--- start of DATA EXCERPTS ---

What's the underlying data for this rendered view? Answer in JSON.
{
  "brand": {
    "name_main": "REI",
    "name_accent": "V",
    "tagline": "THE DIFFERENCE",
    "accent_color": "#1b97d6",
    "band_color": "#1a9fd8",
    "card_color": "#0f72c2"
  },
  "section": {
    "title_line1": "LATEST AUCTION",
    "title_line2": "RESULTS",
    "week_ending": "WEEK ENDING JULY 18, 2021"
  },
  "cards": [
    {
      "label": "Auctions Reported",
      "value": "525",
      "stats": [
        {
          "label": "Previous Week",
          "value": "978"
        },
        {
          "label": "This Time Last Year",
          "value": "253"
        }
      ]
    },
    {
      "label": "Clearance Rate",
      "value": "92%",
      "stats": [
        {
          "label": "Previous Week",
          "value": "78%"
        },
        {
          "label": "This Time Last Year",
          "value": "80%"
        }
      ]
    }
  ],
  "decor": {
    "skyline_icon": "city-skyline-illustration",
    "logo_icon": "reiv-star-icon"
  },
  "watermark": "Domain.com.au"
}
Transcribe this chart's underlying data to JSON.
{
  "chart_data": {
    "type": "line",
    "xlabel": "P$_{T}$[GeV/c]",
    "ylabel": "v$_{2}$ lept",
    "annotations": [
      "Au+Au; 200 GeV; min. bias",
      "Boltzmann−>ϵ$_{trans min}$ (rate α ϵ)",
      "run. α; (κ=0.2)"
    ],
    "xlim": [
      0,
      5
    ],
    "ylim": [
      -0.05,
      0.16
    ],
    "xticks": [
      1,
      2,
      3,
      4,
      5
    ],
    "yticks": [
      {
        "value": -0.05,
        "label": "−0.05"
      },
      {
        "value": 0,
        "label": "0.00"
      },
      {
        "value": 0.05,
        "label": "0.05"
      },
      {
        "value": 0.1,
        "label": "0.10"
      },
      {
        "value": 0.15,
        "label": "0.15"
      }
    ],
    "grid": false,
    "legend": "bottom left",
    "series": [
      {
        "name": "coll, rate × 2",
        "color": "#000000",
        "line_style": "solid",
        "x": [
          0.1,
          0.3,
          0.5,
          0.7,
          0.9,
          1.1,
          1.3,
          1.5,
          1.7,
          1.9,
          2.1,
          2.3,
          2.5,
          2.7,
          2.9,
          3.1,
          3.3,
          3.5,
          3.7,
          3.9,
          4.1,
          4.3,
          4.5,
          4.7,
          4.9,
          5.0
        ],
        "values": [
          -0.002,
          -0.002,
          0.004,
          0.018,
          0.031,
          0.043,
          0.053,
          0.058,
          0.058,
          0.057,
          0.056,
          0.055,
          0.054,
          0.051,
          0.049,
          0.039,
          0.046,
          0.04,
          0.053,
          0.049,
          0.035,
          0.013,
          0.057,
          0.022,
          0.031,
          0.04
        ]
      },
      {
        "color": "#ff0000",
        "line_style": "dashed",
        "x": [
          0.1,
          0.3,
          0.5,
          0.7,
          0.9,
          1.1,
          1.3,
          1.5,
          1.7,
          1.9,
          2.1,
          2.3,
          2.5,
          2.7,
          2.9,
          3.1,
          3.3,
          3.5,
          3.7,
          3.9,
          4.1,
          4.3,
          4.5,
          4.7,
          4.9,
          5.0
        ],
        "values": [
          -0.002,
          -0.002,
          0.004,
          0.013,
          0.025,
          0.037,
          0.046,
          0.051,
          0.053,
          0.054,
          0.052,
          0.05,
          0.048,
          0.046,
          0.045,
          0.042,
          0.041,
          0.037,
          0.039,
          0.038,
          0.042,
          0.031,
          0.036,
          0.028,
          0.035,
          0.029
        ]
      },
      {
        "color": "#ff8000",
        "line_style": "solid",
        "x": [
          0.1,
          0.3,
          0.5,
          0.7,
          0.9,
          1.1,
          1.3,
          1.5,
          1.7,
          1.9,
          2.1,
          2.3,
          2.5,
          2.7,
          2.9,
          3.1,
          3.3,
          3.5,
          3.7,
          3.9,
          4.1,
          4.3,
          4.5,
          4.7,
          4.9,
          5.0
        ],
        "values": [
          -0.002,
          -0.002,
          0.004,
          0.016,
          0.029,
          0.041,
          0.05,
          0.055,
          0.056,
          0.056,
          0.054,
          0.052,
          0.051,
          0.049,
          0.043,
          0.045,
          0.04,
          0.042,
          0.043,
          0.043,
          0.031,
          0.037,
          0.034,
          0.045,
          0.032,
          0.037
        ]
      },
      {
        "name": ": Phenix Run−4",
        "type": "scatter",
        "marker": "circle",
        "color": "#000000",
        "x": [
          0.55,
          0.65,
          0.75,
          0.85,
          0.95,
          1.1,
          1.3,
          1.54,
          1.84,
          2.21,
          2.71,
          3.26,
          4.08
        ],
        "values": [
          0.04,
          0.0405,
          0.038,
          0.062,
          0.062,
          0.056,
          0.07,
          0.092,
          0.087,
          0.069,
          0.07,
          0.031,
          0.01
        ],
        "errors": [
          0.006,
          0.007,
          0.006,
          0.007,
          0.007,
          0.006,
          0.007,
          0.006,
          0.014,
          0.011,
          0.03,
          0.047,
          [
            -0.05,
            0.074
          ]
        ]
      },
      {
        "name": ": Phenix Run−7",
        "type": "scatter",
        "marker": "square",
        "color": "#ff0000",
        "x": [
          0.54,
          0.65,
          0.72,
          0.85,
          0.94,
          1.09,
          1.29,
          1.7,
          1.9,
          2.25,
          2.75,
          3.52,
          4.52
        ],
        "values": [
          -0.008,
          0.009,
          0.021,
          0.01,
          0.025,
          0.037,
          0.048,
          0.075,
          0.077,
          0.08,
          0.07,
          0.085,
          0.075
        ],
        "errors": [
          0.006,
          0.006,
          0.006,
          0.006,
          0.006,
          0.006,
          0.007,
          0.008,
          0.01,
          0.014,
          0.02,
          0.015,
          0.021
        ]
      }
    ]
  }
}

--- end of DATA EXCERPTS ---

GIVEN TASK:
All of the entries must be written out exactly as they stand.

OUTPUT FOR THIS EXERCISE:
What's the underlying data for this rendered view? Answer in JSON.
{
  "brand": {
    "name_main": "REI",
    "name_accent": "V",
    "tagline": "THE DIFFERENCE",
    "accent_color": "#1b97d6",
    "band_color": "#1a9fd8",
    "card_color": "#0f72c2"
  },
  "section": {
    "title_line1": "LATEST AUCTION",
    "title_line2": "RESULTS",
    "week_ending": "WEEK ENDING JULY 18, 2021"
  },
  "cards": [
    {
      "label": "Auctions Reported",
      "value": "525",
      "stats": [
        {
          "label": "Previous Week",
          "value": "978"
        },
        {
          "label": "This Time Last Year",
          "value": "253"
        }
      ]
    },
    {
      "label": "Clearance Rate",
      "value": "92%",
      "stats": [
        {
          "label": "Previous Week",
          "value": "78%"
        },
        {
          "label": "This Time Last Year",
          "value": "80%"
        }
      ]
    }
  ],
  "decor": {
    "skyline_icon": "city-skyline-illustration",
    "logo_icon": "reiv-star-icon"
  },
  "watermark": "Domain.com.au"
}
Transcribe this chart's underlying data to JSON.
{
  "chart_data": {
    "type": "line",
    "xlabel": "P$_{T}$[GeV/c]",
    "ylabel": "v$_{2}$ lept",
    "annotations": [
      "Au+Au; 200 GeV; min. bias",
      "Boltzmann−>ϵ$_{trans min}$ (rate α ϵ)",
      "run. α; (κ=0.2)"
    ],
    "xlim": [
      0,
      5
    ],
    "ylim": [
      -0.05,
      0.16
    ],
    "xticks": [
      1,
      2,
      3,
      4,
      5
    ],
    "yticks": [
      {
        "value": -0.05,
        "label": "−0.05"
      },
      {
        "value": 0,
        "label": "0.00"
      },
      {
        "value": 0.05,
        "label": "0.05"
      },
      {
        "value": 0.1,
        "label": "0.10"
      },
      {
        "value": 0.15,
        "label": "0.15"
      }
    ],
    "grid": false,
    "legend": "bottom left",
    "series": [
      {
        "name": "coll, rate × 2",
        "color": "#000000",
        "line_style": "solid",
        "x": [
          0.1,
          0.3,
          0.5,
          0.7,
          0.9,
          1.1,
          1.3,
          1.5,
          1.7,
          1.9,
          2.1,
          2.3,
          2.5,
          2.7,
          2.9,
          3.1,
          3.3,
          3.5,
          3.7,
          3.9,
          4.1,
          4.3,
          4.5,
          4.7,
          4.9,
          5.0
        ],
        "values": [
          -0.002,
          -0.002,
          0.004,
          0.018,
          0.031,
          0.043,
          0.053,
          0.058,
          0.058,
          0.057,
          0.056,
          0.055,
          0.054,
          0.051,
          0.049,
          0.039,
          0.046,
          0.04,
          0.053,
          0.049,
          0.035,
          0.013,
          0.057,
          0.022,
          0.031,
          0.04
        ]
      },
      {
        "color": "#ff0000",
        "line_style": "dashed",
        "x": [
          0.1,
          0.3,
          0.5,
          0.7,
          0.9,
          1.1,
          1.3,
          1.5,
          1.7,
          1.9,
          2.1,
          2.3,
          2.5,
          2.7,
          2.9,
          3.1,
          3.3,
          3.5,
          3.7,
          3.9,
          4.1,
          4.3,
          4.5,
          4.7,
          4.9,
          5.0
        ],
        "values": [
          -0.002,
          -0.002,
          0.004,
          0.013,
          0.025,
          0.037,
          0.046,
          0.051,
          0.053,
          0.054,
          0.052,
          0.05,
          0.048,
          0.046,
          0.045,
          0.042,
          0.041,
          0.037,
          0.039,
          0.038,
          0.042,
          0.031,
          0.036,
          0.028,
          0.035,
          0.029
        ]
      },
      {
        "color": "#ff8000",
        "line_style": "solid",
        "x": [
          0.1,
          0.3,
          0.5,
          0.7,
          0.9,
          1.1,
          1.3,
          1.5,
          1.7,
          1.9,
          2.1,
          2.3,
          2.5,
          2.7,
          2.9,
          3.1,
          3.3,
          3.5,
          3.7,
          3.9,
          4.1,
          4.3,
          4.5,
          4.7,
          4.9,
          5.0
        ],
        "values": [
          -0.002,
          -0.002,
          0.004,
          0.016,
          0.029,
          0.041,
          0.05,
          0.055,
          0.056,
          0.056,
          0.054,
          0.052,
          0.051,
          0.049,
          0.043,
          0.045,
          0.04,
          0.042,
          0.043,
          0.043,
          0.031,
          0.037,
          0.034,
          0.045,
          0.032,
          0.037
        ]
      },
      {
        "name": ": Phenix Run−4",
        "type": "scatter",
        "marker": "circle",
        "color": "#000000",
        "x": [
          0.55,
          0.65,
          0.75,
          0.85,
          0.95,
          1.1,
          1.3,
          1.54,
          1.84,
          2.21,
          2.71,
          3.26,
          4.08
        ],
        "values": [
          0.04,
          0.0405,
          0.038,
          0.062,
          0.062,
          0.056,
          0.07,
          0.092,
          0.087,
          0.069,
          0.07,
          0.031,
          0.01
        ],
        "errors": [
          0.006,
          0.007,
          0.006,
          0.007,
          0.007,
          0.006,
          0.007,
          0.006,
          0.014,
          0.011,
          0.03,
          0.047,
          [
            -0.05,
            0.074
          ]
        ]
      },
      {
        "name": ": Phenix Run−7",
        "type": "scatter",
        "marker": "square",
        "color": "#ff0000",
        "x": [
          0.54,
          0.65,
          0.72,
          0.85,
          0.94,
          1.09,
          1.29,
          1.7,
          1.9,
          2.25,
          2.75,
          3.52,
          4.52
        ],
        "values": [
          -0.008,
          0.009,
          0.021,
          0.01,
          0.025,
          0.037,
          0.048,
          0.075,
          0.077,
          0.08,
          0.07,
          0.085,
          0.075
        ],
        "errors": [
          0.006,
          0.006,
          0.006,
          0.006,
          0.006,
          0.006,
          0.007,
          0.008,
          0.01,
          0.014,
          0.02,
          0.015,
          0.021
        ]
      }
    ]
  }
}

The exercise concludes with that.